### Data to process
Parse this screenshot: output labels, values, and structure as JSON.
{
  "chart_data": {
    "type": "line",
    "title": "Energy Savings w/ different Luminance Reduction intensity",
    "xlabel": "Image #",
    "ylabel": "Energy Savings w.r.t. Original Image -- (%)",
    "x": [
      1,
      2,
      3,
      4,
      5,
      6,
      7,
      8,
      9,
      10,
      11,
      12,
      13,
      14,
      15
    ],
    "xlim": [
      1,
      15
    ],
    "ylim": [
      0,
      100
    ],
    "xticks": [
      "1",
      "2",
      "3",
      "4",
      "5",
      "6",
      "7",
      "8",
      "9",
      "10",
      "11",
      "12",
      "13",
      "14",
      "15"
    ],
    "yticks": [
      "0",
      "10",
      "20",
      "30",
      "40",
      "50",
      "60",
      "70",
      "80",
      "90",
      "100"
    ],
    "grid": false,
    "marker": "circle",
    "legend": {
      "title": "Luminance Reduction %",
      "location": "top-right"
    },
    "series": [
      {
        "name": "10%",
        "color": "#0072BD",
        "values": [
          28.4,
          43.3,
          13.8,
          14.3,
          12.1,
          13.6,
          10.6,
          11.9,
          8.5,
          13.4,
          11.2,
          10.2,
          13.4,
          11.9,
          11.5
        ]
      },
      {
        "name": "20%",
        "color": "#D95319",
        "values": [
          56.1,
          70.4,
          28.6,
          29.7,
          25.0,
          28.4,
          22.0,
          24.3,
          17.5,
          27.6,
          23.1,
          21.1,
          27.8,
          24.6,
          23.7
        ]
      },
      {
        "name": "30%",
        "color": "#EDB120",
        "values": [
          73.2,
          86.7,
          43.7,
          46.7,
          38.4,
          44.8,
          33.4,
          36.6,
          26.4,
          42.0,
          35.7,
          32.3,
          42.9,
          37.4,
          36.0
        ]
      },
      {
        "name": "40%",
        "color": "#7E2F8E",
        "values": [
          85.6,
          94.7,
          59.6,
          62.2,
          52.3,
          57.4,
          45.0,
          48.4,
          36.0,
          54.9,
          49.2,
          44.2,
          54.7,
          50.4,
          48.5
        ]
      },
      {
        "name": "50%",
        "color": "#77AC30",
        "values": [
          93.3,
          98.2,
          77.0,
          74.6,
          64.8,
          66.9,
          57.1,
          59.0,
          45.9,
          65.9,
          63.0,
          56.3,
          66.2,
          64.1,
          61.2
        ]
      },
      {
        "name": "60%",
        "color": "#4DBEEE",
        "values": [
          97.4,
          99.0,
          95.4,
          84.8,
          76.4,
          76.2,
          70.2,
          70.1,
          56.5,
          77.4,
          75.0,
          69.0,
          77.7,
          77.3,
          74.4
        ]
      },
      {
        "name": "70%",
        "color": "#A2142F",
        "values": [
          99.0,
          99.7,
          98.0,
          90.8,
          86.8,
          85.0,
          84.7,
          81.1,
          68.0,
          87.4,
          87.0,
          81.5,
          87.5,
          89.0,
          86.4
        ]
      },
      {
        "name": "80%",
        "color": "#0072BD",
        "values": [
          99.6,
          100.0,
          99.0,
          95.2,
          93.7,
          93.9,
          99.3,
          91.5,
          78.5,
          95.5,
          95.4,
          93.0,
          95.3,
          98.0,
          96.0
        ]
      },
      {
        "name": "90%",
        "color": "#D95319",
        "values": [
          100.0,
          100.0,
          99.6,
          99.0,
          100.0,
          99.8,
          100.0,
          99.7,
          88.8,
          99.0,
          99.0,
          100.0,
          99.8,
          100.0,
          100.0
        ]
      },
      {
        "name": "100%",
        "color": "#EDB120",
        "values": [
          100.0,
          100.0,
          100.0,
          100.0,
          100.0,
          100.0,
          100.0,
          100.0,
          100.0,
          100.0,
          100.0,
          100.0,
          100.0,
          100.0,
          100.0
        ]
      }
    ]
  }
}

### Problem to solve
Transcribe all of the material exactly. Omit nothing.

### Complete answer
Parse this screenshot: output labels, values, and structure as JSON.
{
  "chart_data": {
    "type": "line",
    "title": "Energy Savings w/ different Luminance Reduction intensity",
    "xlabel": "Image #",
    "ylabel": "Energy Savings w.r.t. Original Image -- (%)",
    "x": [
      1,
      2,
      3,
      4,
      5,
      6,
      7,
      8,
      9,
      10,
      11,
      12,
      13,
      14,
      15
    ],
    "xlim": [
      1,
      15
    ],
    "ylim": [
      0,
      100
    ],
    "xticks": [
      "1",
      "2",
      "3",
      "4",
      "5",
      "6",
      "7",
      "8",
      "9",
      "10",
      "11",
      "12",
      "13",
      "14",
      "15"
    ],
    "yticks": [
      "0",
      "10",
      "20",
      "30",
      "40",
      "50",
      "60",
      "70",
      "80",
      "90",
      "100"
    ],
    "grid": false,
    "marker": "circle",
    "legend": {
      "title": "Luminance Reduction %",
      "location": "top-right"
    },
    "series": [
      {
        "name": "10%",
        "color": "#0072BD",
        "values": [
          28.4,
          43.3,
          13.8,
          14.3,
          12.1,
          13.6,
          10.6,
          11.9,
          8.5,
          13.4,
          11.2,
          10.2,
          13.4,
          11.9,
          11.5
        ]
      },
      {
        "name": "20%",
        "color": "#D95319",
        "values": [
          56.1,
          70.4,
          28.6,
          29.7,
          25.0,
          28.4,
          22.0,
          24.3,
          17.5,
          27.6,
          23.1,
          21.1,
          27.8,
          24.6,
          23.7
        ]
      },
      {
        "name": "30%",
        "color": "#EDB120",
        "values": [
          73.2,
          86.7,
          43.7,
          46.7,
          38.4,
          44.8,
          33.4,
          36.6,
          26.4,
          42.0,
          35.7,
          32.3,
          42.9,
          37.4,
          36.0
        ]
      },
      {
        "name": "40%",
        "color": "#7E2F8E",
        "values": [
          85.6,
          94.7,
          59.6,
          62.2,
          52.3,
          57.4,
          45.0,
          48.4,
          36.0,
          54.9,
          49.2,
          44.2,
          54.7,
          50.4,
          48.5
        ]
      },
      {
        "name": "50%",
        "color": "#77AC30",
        "values": [
          93.3,
          98.2,
          77.0,
          74.6,
          64.8,
          66.9,
          57.1,
          59.0,
          45.9,
          65.9,
          63.0,
          56.3,
          66.2,
          64.1,
          61.2
        ]
      },
      {
        "name": "60%",
        "color": "#4DBEEE",
        "values": [
          97.4,
          99.0,
          95.4,
          84.8,
          76.4,
          76.2,
          70.2,
          70.1,
          56.5,
          77.4,
          75.0,
          69.0,
          77.7,
          77.3,
          74.4
        ]
      },
      {
        "name": "70%",
        "color": "#A2142F",
        "values": [
          99.0,
          99.7,
          98.0,
          90.8,
          86.8,
          85.0,
          84.7,
          81.1,
          68.0,
          87.4,
          87.0,
          81.5,
          87.5,
          89.0,
          86.4
        ]
      },
      {
        "name": "80%",
        "color": "#0072BD",
        "values": [
          99.6,
          100.0,
          99.0,
          95.2,
          93.7,
          93.9,
          99.3,
          91.5,
          78.5,
          95.5,
          95.4,
          93.0,
          95.3,
          98.0,
          96.0
        ]
      },
      {
        "name": "90%",
        "color": "#D95319",
        "values": [
          100.0,
          100.0,
          99.6,
          99.0,
          100.0,
          99.8,
          100.0,
          99.7,
          88.8,
          99.0,
          99.0,
          100.0,
          99.8,
          100.0,
          100.0
        ]
      },
      {
        "name": "100%",
        "color": "#EDB120",
        "values": [
          100.0,
          100.0,
          100.0,
          100.0,
          100.0,
          100.0,
          100.0,
          100.0,
          100.0,
          100.0,
          100.0,
          100.0,
          100.0,
          100.0,
          100.0
        ]
      }
    ]
  }
}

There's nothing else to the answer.